(Data listing)
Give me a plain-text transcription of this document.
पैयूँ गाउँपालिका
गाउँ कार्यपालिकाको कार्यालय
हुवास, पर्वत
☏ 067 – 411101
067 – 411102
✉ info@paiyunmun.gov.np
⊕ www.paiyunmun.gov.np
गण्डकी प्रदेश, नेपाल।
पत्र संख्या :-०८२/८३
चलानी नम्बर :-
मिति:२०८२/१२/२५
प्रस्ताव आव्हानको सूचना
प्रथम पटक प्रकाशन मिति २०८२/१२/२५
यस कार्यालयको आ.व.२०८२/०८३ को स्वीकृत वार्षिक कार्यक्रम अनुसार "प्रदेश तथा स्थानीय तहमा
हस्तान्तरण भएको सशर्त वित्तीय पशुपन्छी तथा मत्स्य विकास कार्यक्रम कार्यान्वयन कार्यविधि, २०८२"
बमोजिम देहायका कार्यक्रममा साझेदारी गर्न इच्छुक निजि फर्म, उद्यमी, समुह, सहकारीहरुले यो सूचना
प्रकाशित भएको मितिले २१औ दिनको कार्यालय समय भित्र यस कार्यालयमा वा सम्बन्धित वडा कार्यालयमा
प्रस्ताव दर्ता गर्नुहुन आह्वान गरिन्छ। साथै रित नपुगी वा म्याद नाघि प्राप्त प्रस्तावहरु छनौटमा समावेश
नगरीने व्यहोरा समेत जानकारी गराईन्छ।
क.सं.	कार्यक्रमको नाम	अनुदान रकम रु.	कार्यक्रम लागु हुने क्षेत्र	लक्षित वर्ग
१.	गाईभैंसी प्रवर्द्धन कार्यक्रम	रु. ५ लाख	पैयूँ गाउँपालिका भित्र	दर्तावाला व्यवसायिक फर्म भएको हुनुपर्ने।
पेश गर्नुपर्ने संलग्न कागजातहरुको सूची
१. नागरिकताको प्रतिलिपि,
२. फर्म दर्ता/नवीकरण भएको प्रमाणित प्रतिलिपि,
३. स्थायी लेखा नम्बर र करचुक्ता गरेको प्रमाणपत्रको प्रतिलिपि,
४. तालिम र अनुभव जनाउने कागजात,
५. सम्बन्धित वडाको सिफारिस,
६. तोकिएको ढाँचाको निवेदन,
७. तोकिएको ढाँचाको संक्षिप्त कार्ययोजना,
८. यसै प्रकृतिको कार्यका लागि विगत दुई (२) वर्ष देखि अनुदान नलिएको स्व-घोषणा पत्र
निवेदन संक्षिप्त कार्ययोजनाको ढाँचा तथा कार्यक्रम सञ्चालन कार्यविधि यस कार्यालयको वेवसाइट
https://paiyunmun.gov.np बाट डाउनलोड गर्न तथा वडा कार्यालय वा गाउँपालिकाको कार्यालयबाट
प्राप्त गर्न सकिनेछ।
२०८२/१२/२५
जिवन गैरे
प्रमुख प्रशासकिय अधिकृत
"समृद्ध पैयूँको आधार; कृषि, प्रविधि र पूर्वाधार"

-- Goal of the exercise --
Would you write down every record again, exactly?

-- Task solution --
Give me a plain-text transcription of this document.
पैयूँ गाउँपालिका
गाउँ कार्यपालिकाको कार्यालय
हुवास, पर्वत
☏ 067 – 411101
067 – 411102
✉ info@paiyunmun.gov.np
⊕ www.paiyunmun.gov.np
गण्डकी प्रदेश, नेपाल।
पत्र संख्या :-०८२/८३
चलानी नम्बर :-
मिति:२०८२/१२/२५
प्रस्ताव आव्हानको सूचना
प्रथम पटक प्रकाशन मिति २०८२/१२/२५
यस कार्यालयको आ.व.२०८२/०८३ को स्वीकृत वार्षिक कार्यक्रम अनुसार "प्रदेश तथा स्थानीय तहमा
हस्तान्तरण भएको सशर्त वित्तीय पशुपन्छी तथा मत्स्य विकास कार्यक्रम कार्यान्वयन कार्यविधि, २०८२"
बमोजिम देहायका कार्यक्रममा साझेदारी गर्न इच्छुक निजि फर्म, उद्यमी, समुह, सहकारीहरुले यो सूचना
प्रकाशित भएको मितिले २१औ दिनको कार्यालय समय भित्र यस कार्यालयमा वा सम्बन्धित वडा कार्यालयमा
प्रस्ताव दर्ता गर्नुहुन आह्वान गरिन्छ। साथै रित नपुगी वा म्याद नाघि प्राप्त प्रस्तावहरु छनौटमा समावेश
नगरीने व्यहोरा समेत जानकारी गराईन्छ।
क.सं.	कार्यक्रमको नाम	अनुदान रकम रु.	कार्यक्रम लागु हुने क्षेत्र	लक्षित वर्ग
१.	गाईभैंसी प्रवर्द्धन कार्यक्रम	रु. ५ लाख	पैयूँ गाउँपालिका भित्र	दर्तावाला व्यवसायिक फर्म भएको हुनुपर्ने।
पेश गर्नुपर्ने संलग्न कागजातहरुको सूची
१. नागरिकताको प्रतिलिपि,
२. फर्म दर्ता/नवीकरण भएको प्रमाणित प्रतिलिपि,
३. स्थायी लेखा नम्बर र करचुक्ता गरेको प्रमाणपत्रको प्रतिलिपि,
४. तालिम र अनुभव जनाउने कागजात,
५. सम्बन्धित वडाको सिफारिस,
६. तोकिएको ढाँचाको निवेदन,
७. तोकिएको ढाँचाको संक्षिप्त कार्ययोजना,
८. यसै प्रकृतिको कार्यका लागि विगत दुई (२) वर्ष देखि अनुदान नलिएको स्व-घोषणा पत्र
निवेदन संक्षिप्त कार्ययोजनाको ढाँचा तथा कार्यक्रम सञ्चालन कार्यविधि यस कार्यालयको वेवसाइट
https://paiyunmun.gov.np बाट डाउनलोड गर्न तथा वडा कार्यालय वा गाउँपालिकाको कार्यालयबाट
प्राप्त गर्न सकिनेछ।
२०८२/१२/२५
जिवन गैरे
प्रमुख प्रशासकिय अधिकृत
"समृद्ध पैयूँको आधार; कृषि, प्रविधि र पूर्वाधार"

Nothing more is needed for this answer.